/---

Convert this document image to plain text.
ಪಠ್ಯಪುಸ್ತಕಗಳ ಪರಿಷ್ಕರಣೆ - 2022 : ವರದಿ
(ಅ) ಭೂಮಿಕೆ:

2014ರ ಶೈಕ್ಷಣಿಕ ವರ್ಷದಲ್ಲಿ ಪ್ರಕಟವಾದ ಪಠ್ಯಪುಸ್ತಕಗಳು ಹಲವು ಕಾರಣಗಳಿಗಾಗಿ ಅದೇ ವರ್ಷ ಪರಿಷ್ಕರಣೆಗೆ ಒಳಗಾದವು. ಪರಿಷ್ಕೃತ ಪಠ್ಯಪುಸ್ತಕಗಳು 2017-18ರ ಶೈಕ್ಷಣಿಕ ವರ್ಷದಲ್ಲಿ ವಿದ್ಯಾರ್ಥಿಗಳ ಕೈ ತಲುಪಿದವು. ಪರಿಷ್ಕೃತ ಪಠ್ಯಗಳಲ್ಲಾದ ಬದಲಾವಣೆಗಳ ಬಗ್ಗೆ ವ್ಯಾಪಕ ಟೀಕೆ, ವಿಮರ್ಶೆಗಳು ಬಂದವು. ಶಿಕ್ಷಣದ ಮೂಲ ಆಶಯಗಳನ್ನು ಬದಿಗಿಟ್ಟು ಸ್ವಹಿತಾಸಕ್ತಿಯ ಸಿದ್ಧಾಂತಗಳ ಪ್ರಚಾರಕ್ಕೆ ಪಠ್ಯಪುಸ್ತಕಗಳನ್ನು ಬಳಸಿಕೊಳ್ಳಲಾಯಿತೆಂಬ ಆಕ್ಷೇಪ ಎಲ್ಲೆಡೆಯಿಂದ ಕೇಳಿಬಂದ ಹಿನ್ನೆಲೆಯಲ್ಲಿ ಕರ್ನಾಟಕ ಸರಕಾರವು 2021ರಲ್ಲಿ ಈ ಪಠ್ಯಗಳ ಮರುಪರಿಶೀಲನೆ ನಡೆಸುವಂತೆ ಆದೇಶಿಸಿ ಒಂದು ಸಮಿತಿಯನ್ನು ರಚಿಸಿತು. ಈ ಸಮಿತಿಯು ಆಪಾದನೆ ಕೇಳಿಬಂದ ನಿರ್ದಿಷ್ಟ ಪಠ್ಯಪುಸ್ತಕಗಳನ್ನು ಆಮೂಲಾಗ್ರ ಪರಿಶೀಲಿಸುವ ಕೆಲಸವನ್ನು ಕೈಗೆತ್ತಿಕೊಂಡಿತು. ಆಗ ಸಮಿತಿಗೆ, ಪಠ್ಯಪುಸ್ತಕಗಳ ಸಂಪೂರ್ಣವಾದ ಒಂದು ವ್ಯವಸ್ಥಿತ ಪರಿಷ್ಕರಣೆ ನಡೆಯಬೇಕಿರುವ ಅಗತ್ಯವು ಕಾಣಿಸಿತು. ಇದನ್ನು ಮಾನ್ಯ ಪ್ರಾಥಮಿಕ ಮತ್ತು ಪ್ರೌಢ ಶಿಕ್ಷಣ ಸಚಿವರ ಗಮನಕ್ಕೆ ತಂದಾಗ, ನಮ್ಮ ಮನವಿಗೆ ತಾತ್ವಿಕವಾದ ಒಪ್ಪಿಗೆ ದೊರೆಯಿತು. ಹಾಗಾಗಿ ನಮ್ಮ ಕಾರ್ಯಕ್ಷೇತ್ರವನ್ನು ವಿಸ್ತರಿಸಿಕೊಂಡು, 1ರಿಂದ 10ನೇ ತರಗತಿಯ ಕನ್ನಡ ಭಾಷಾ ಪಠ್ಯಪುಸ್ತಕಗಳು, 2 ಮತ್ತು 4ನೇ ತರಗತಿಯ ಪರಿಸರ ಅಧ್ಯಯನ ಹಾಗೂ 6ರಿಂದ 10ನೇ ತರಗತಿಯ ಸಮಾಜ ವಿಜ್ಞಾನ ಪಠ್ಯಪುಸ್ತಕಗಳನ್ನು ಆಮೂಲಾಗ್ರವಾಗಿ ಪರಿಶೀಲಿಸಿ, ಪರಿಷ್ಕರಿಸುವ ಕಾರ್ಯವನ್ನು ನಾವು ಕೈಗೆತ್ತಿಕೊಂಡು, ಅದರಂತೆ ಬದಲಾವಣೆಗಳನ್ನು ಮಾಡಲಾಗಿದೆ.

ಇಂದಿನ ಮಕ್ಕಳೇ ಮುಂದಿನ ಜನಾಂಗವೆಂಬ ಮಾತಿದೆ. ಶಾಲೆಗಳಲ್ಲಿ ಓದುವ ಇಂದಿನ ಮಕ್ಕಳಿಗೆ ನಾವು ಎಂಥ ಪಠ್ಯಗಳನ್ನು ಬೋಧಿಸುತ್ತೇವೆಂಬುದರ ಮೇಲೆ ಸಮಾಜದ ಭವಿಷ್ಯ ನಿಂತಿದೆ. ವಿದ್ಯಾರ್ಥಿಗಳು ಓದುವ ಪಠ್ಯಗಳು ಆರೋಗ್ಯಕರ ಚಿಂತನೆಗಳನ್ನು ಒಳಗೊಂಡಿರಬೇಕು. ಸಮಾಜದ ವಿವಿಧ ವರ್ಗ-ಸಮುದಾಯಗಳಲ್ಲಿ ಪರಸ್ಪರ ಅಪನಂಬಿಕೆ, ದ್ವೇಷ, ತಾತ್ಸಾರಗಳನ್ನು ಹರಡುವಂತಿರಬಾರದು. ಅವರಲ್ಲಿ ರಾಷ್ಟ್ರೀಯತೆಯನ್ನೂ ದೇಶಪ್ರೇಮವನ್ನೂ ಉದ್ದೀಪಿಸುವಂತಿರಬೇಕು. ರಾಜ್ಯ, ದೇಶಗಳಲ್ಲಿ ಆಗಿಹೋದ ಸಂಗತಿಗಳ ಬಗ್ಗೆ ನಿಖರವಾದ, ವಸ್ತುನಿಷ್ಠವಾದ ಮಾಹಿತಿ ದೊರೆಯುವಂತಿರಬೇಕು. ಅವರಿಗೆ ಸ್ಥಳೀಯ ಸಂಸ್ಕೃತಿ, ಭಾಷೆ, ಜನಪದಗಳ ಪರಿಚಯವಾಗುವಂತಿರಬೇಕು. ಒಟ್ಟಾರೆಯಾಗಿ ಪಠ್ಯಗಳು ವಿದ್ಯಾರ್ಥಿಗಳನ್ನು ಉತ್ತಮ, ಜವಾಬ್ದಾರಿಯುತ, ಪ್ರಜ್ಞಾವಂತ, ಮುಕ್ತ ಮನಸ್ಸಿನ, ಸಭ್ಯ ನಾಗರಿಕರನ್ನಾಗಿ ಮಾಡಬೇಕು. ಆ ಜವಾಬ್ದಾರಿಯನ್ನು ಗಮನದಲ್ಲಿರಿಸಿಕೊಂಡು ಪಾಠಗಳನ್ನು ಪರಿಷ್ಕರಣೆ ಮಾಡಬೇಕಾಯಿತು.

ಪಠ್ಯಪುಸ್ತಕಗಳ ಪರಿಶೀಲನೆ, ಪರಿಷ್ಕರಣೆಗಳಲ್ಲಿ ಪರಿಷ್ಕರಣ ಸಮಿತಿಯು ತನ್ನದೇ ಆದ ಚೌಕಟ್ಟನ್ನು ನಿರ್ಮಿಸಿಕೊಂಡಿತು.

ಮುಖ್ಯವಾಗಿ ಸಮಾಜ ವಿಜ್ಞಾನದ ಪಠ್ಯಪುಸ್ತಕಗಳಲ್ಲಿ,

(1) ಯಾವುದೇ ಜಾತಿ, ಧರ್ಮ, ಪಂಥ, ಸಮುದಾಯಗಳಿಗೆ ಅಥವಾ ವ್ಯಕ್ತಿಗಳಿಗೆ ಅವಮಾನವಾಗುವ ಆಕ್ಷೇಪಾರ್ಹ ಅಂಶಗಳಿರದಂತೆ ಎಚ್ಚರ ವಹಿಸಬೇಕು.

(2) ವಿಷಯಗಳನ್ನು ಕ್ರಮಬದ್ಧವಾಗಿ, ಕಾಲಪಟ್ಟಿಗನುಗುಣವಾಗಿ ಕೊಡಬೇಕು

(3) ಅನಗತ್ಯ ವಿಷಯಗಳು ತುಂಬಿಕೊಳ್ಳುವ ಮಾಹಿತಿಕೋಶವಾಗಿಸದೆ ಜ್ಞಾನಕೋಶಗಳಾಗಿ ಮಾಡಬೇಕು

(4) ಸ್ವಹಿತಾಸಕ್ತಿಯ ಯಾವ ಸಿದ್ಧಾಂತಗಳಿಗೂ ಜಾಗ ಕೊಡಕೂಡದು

\---

> [Work instructions] Copy out every line holding the string "ಯಗಳಲ".

> [Exercise result]
2014ರ ಶೈಕ್ಷಣಿಕ ವರ್ಷದಲ್ಲಿ ಪ್ರಕಟವಾದ ಪಠ್ಯಪುಸ್ತಕಗಳು ಹಲವು ಕಾರಣಗಳಿಗಾಗಿ ಅದೇ ವರ್ಷ ಪರಿಷ್ಕರಣೆಗೆ ಒಳಗಾದವು. ಪರಿಷ್ಕೃತ ಪಠ್ಯಪುಸ್ತಕಗಳು 2017-18ರ ಶೈಕ್ಷಣಿಕ ವರ್ಷದಲ್ಲಿ ವಿದ್ಯಾರ್ಥಿಗಳ ಕೈ ತಲುಪಿದವು. ಪರಿಷ್ಕೃತ ಪಠ್ಯಗಳಲ್ಲಾದ ಬದಲಾವಣೆಗಳ ಬಗ್ಗೆ ವ್ಯಾಪಕ ಟೀಕೆ, ವಿಮರ್ಶೆಗಳು ಬಂದವು. ಶಿಕ್ಷಣದ ಮೂಲ ಆಶಯಗಳನ್ನು ಬದಿಗಿಟ್ಟು ಸ್ವಹಿತಾಸಕ್ತಿಯ ಸಿದ್ಧಾಂತಗಳ ಪ್ರಚಾರಕ್ಕೆ ಪಠ್ಯಪುಸ್ತಕಗಳನ್ನು ಬಳಸಿಕೊಳ್ಳಲಾಯಿತೆಂಬ ಆಕ್ಷೇಪ ಎಲ್ಲೆಡೆಯಿಂದ ಕೇಳಿಬಂದ ಹಿನ್ನೆಲೆಯಲ್ಲಿ ಕರ್ನಾಟಕ ಸರಕಾರವು 2021ರಲ್ಲಿ ಈ ಪಠ್ಯಗಳ ಮರುಪರಿಶೀಲನೆ ನಡೆಸುವಂತೆ ಆದೇಶಿಸಿ ಒಂದು ಸಮಿತಿಯನ್ನು ರಚಿಸಿತು. ಈ ಸಮಿತಿಯು ಆಪಾದನೆ ಕೇಳಿಬಂದ ನಿರ್ದಿಷ್ಟ ಪಠ್ಯಪುಸ್ತಕಗಳನ್ನು ಆಮೂಲಾಗ್ರ ಪರಿಶೀಲಿಸುವ ಕೆಲಸವನ್ನು ಕೈಗೆತ್ತಿಕೊಂಡಿತು. ಆಗ ಸಮಿತಿಗೆ, ಪಠ್ಯಪುಸ್ತಕಗಳ ಸಂಪೂರ್ಣವಾದ ಒಂದು ವ್ಯವಸ್ಥಿತ ಪರಿಷ್ಕರಣೆ ನಡೆಯಬೇಕಿರುವ ಅಗತ್ಯವು ಕಾಣಿಸಿತು. ಇದನ್ನು ಮಾನ್ಯ ಪ್ರಾಥಮಿಕ ಮತ್ತು ಪ್ರೌಢ ಶಿಕ್ಷಣ ಸಚಿವರ ಗಮನಕ್ಕೆ ತಂದಾಗ, ನಮ್ಮ ಮನವಿಗೆ ತಾತ್ವಿಕವಾದ ಒಪ್ಪಿಗೆ ದೊರೆಯಿತು. ಹಾಗಾಗಿ ನಮ್ಮ ಕಾರ್ಯಕ್ಷೇತ್ರವನ್ನು ವಿಸ್ತರಿಸಿಕೊಂಡು, 1ರಿಂದ 10ನೇ ತರಗತಿಯ ಕನ್ನಡ ಭಾಷಾ ಪಠ್ಯಪುಸ್ತಕಗಳು, 2 ಮತ್ತು 4ನೇ ತರಗತಿಯ ಪರಿಸರ ಅಧ್ಯಯನ ಹಾಗೂ 6ರಿಂದ 10ನೇ ತರಗತಿಯ ಸಮಾಜ ವಿಜ್ಞಾನ ಪಠ್ಯಪುಸ್ತಕಗಳನ್ನು ಆಮೂಲಾಗ್ರವಾಗಿ ಪರಿಶೀಲಿಸಿ, ಪರಿಷ್ಕರಿಸುವ ಕಾರ್ಯವನ್ನು ನಾವು ಕೈಗೆತ್ತಿಕೊಂಡು, ಅದರಂತೆ ಬದಲಾವಣೆಗಳನ್ನು ಮಾಡಲಾಗಿದೆ.
ಇಂದಿನ ಮಕ್ಕಳೇ ಮುಂದಿನ ಜನಾಂಗವೆಂಬ ಮಾತಿದೆ. ಶಾಲೆಗಳಲ್ಲಿ ಓದುವ ಇಂದಿನ ಮಕ್ಕಳಿಗೆ ನಾವು ಎಂಥ ಪಠ್ಯಗಳನ್ನು ಬೋಧಿಸುತ್ತೇವೆಂಬುದರ ಮೇಲೆ ಸಮಾಜದ ಭವಿಷ್ಯ ನಿಂತಿದೆ. ವಿದ್ಯಾರ್ಥಿಗಳು ಓದುವ ಪಠ್ಯಗಳು ಆರೋಗ್ಯಕರ ಚಿಂತನೆಗಳನ್ನು ಒಳಗೊಂಡಿರಬೇಕು. ಸಮಾಜದ ವಿವಿಧ ವರ್ಗ-ಸಮುದಾಯಗಳಲ್ಲಿ ಪರಸ್ಪರ ಅಪನಂಬಿಕೆ, ದ್ವೇಷ, ತಾತ್ಸಾರಗಳನ್ನು ಹರಡುವಂತಿರಬಾರದು. ಅವರಲ್ಲಿ ರಾಷ್ಟ್ರೀಯತೆಯನ್ನೂ ದೇಶಪ್ರೇಮವನ್ನೂ ಉದ್ದೀಪಿಸುವಂತಿರಬೇಕು. ರಾಜ್ಯ, ದೇಶಗಳಲ್ಲಿ ಆಗಿಹೋದ ಸಂಗತಿಗಳ ಬಗ್ಗೆ ನಿಖರವಾದ, ವಸ್ತುನಿಷ್ಠವಾದ ಮಾಹಿತಿ ದೊರೆಯುವಂತಿರಬೇಕು. ಅವರಿಗೆ ಸ್ಥಳೀಯ ಸಂಸ್ಕೃತಿ, ಭಾಷೆ, ಜನಪದಗಳ ಪರಿಚಯವಾಗುವಂತಿರಬೇಕು. ಒಟ್ಟಾರೆಯಾಗಿ ಪಠ್ಯಗಳು ವಿದ್ಯಾರ್ಥಿಗಳನ್ನು ಉತ್ತಮ, ಜವಾಬ್ದಾರಿಯುತ, ಪ್ರಜ್ಞಾವಂತ, ಮುಕ್ತ ಮನಸ್ಸಿನ, ಸಭ್ಯ ನಾಗರಿಕರನ್ನಾಗಿ ಮಾಡಬೇಕು. ಆ ಜವಾಬ್ದಾರಿಯನ್ನು ಗಮನದಲ್ಲಿರಿಸಿಕೊಂಡು ಪಾಠಗಳನ್ನು ಪರಿಷ್ಕರಣೆ ಮಾಡಬೇಕಾಯಿತು.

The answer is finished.